AIM: Retype the listing that follows, word for word.

DATASET RECORDS:
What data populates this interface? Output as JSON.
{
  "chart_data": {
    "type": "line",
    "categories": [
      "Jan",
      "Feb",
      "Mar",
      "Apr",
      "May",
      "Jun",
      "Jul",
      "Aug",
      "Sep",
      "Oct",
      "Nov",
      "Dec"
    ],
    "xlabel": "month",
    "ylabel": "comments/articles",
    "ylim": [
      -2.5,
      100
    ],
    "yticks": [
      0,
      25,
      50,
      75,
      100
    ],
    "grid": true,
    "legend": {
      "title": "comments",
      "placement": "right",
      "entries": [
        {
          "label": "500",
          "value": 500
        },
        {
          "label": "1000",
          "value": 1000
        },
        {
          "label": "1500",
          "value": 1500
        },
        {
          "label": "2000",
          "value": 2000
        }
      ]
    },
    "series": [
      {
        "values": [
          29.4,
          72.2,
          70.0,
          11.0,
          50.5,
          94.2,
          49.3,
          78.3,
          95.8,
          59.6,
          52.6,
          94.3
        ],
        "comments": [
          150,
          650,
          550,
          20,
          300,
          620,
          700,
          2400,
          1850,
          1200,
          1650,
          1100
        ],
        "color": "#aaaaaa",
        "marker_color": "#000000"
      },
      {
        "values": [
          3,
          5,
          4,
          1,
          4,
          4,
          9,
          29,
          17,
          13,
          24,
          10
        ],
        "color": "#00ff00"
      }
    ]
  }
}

EXERCISE OUTPUT:
What data populates this interface? Output as JSON.
{
  "chart_data": {
    "type": "line",
    "categories": [
      "Jan",
      "Feb",
      "Mar",
      "Apr",
      "May",
      "Jun",
      "Jul",
      "Aug",
      "Sep",
      "Oct",
      "Nov",
      "Dec"
    ],
    "xlabel": "month",
    "ylabel": "comments/articles",
    "ylim": [
      -2.5,
      100
    ],
    "yticks": [
      0,
      25,
      50,
      75,
      100
    ],
    "grid": true,
    "legend": {
      "title": "comments",
      "placement": "right",
      "entries": [
        {
          "label": "500",
          "value": 500
        },
        {
          "label": "1000",
          "value": 1000
        },
        {
          "label": "1500",
          "value": 1500
        },
        {
          "label": "2000",
          "value": 2000
        }
      ]
    },
    "series": [
      {
        "values": [
          29.4,
          72.2,
          70.0,
          11.0,
          50.5,
          94.2,
          49.3,
          78.3,
          95.8,
          59.6,
          52.6,
          94.3
        ],
        "comments": [
          150,
          650,
          550,
          20,
          300,
          620,
          700,
          2400,
          1850,
          1200,
          1650,
          1100
        ],
        "color": "#aaaaaa",
        "marker_color": "#000000"
      },
      {
        "values": [
          3,
          5,
          4,
          1,
          4,
          4,
          9,
          29,
          17,
          13,
          24,
          10
        ],
        "color": "#00ff00"
      }
    ]
  }
}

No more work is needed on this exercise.